▶ **Given exercise**:
State how many lines contain the string "whos", and write nothing else.

++++ Records shown

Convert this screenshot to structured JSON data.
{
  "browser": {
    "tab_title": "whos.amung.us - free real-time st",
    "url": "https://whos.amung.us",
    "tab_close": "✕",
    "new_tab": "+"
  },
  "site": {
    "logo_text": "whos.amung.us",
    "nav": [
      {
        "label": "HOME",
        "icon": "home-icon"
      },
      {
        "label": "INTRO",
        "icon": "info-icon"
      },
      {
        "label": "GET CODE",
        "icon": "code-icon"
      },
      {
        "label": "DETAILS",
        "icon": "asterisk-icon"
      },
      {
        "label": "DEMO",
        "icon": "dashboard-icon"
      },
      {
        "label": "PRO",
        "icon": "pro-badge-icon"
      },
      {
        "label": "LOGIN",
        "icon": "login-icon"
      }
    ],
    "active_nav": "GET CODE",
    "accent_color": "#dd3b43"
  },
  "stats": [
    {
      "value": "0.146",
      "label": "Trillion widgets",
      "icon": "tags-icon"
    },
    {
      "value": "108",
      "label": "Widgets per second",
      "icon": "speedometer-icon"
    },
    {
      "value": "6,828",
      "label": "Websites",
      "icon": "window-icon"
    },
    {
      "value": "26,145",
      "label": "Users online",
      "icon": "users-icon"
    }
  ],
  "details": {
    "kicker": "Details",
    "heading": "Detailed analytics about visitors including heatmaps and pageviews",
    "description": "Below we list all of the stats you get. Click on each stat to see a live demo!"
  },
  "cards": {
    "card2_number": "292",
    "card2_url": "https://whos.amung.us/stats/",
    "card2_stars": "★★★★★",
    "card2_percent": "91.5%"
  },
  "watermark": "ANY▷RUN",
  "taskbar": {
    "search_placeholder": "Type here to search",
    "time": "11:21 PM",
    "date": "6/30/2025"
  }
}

++++++++

▶ **The completed task**:
4